_Task objective:_
Format the listing below as a JSON list of strings, one string per line with blank lines left out. Start at the first line of the listing and go on through the line containing "Bar [161,260,174,282]".

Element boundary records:
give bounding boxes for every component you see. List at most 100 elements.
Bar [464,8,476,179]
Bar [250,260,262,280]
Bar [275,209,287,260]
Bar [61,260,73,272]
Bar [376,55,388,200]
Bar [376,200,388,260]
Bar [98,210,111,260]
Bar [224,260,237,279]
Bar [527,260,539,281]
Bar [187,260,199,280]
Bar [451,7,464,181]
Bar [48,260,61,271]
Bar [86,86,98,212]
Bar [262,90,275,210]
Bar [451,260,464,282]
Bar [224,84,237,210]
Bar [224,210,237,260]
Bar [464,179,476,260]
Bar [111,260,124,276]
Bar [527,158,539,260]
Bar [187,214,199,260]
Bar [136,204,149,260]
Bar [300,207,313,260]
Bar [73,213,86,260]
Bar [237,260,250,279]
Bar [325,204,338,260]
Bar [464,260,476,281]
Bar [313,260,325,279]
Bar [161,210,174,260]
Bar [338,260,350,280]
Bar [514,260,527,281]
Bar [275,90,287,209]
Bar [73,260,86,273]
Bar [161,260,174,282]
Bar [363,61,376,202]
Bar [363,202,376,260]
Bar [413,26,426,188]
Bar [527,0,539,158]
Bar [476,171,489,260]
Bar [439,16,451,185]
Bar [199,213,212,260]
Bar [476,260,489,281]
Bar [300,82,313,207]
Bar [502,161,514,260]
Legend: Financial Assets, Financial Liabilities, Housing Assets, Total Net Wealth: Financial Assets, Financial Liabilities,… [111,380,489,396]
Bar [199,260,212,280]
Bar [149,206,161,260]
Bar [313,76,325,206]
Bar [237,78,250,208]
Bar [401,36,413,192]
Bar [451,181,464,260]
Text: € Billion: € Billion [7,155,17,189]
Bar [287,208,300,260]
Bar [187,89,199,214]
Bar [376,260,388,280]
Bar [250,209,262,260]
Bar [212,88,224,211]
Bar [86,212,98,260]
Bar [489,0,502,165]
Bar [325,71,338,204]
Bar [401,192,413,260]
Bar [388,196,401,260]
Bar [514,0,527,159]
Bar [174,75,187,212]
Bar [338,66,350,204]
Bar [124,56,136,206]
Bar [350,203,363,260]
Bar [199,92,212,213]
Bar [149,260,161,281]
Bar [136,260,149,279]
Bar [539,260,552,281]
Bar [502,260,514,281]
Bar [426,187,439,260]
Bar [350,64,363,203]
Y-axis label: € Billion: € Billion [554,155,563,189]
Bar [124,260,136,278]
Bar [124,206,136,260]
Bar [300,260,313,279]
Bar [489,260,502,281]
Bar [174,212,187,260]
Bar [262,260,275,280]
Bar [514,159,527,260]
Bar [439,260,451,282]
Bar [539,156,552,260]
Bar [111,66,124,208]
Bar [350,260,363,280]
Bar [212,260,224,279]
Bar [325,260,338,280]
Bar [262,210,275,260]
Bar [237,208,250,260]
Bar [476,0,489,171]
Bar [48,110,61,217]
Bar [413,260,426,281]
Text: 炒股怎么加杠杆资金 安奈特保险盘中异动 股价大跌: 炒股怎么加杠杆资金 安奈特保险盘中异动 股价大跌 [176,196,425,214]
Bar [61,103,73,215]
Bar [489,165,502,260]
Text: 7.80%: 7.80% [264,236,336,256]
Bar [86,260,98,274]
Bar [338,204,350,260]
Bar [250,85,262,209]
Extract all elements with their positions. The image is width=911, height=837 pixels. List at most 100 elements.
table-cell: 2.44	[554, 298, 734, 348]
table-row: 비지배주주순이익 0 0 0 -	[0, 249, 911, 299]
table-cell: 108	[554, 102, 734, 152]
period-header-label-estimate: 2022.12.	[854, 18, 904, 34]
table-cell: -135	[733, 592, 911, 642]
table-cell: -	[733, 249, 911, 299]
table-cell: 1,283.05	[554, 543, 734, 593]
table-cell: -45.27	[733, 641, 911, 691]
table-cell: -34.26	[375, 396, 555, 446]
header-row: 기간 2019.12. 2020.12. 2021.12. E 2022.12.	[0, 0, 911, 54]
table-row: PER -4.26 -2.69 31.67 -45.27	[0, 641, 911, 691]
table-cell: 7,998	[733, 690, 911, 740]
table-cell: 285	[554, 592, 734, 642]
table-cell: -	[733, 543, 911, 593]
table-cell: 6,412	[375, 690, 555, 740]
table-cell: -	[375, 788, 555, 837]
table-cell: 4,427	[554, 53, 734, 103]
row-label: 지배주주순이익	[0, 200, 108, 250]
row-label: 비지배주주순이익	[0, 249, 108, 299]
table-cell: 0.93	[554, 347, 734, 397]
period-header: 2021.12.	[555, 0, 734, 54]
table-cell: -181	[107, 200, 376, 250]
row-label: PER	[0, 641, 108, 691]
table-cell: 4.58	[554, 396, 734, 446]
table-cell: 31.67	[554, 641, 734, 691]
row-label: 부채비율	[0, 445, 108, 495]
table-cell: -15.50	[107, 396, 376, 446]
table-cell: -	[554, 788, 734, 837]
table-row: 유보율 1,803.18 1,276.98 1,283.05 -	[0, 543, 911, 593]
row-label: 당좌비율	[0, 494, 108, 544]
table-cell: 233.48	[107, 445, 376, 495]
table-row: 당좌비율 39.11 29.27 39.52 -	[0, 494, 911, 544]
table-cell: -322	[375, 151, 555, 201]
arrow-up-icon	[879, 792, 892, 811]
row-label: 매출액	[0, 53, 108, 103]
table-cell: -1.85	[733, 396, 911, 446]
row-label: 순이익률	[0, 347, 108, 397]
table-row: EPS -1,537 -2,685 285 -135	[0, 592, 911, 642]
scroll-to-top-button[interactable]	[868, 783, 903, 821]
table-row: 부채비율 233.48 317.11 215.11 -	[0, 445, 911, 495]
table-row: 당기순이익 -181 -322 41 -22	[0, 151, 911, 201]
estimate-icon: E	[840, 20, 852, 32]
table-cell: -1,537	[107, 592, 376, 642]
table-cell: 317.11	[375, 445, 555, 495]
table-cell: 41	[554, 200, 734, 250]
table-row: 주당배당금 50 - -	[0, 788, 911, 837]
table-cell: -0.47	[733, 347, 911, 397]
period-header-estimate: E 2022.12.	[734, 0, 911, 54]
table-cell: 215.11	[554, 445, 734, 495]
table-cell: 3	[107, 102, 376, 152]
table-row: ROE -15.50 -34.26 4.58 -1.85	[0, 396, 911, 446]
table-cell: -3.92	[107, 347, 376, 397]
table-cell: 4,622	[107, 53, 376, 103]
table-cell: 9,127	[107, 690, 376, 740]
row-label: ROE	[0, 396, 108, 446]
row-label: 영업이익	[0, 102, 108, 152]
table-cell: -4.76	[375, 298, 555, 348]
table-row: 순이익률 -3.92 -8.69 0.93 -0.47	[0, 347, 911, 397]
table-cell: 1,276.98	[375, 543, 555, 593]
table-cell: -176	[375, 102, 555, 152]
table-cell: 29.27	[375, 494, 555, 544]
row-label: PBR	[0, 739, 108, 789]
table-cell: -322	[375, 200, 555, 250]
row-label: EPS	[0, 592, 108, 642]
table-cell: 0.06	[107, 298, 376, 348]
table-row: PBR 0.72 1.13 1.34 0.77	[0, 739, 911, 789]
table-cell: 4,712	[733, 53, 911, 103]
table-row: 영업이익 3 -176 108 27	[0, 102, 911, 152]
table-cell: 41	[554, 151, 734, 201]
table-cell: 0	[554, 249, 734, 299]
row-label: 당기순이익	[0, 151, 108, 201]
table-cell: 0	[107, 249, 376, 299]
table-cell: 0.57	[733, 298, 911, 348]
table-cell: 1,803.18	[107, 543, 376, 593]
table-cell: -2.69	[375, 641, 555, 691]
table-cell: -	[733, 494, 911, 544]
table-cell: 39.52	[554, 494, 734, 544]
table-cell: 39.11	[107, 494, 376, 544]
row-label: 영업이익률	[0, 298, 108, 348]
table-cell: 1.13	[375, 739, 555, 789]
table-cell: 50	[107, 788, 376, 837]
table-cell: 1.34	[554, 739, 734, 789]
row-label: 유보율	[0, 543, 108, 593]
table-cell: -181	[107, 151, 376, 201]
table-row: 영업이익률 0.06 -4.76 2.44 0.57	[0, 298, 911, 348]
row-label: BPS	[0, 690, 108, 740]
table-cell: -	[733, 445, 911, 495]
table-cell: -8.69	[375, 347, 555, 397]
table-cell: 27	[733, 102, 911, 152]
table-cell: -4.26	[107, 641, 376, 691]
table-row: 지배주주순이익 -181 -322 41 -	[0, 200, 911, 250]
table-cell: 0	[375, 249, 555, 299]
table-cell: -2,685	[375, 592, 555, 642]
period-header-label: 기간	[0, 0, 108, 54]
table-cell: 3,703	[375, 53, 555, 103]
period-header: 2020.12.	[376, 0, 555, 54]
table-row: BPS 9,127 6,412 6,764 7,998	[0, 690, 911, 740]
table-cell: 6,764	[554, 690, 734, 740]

_Answer for the task:_
[
  "give bounding boxes for every component you see. List at most 100 elements.",
  "Bar [464,8,476,179]",
  "Bar [250,260,262,280]",
  "Bar [275,209,287,260]",
  "Bar [61,260,73,272]",
  "Bar [376,55,388,200]",
  "Bar [376,200,388,260]",
  "Bar [98,210,111,260]",
  "Bar [224,260,237,279]",
  "Bar [527,260,539,281]",
  "Bar [187,260,199,280]",
  "Bar [451,7,464,181]",
  "Bar [48,260,61,271]",
  "Bar [86,86,98,212]",
  "Bar [262,90,275,210]",
  "Bar [451,260,464,282]",
  "Bar [224,84,237,210]",
  "Bar [224,210,237,260]",
  "Bar [464,179,476,260]",
  "Bar [111,260,124,276]",
  "Bar [527,158,539,260]",
  "Bar [187,214,199,260]",
  "Bar [136,204,149,260]",
  "Bar [300,207,313,260]",
  "Bar [73,213,86,260]",
  "Bar [237,260,250,279]",
  "Bar [325,204,338,260]",
  "Bar [464,260,476,281]",
  "Bar [313,260,325,279]",
  "Bar [161,210,174,260]",
  "Bar [338,260,350,280]",
  "Bar [514,260,527,281]",
  "Bar [275,90,287,209]",
  "Bar [73,260,86,273]",
  "Bar [161,260,174,282]"
]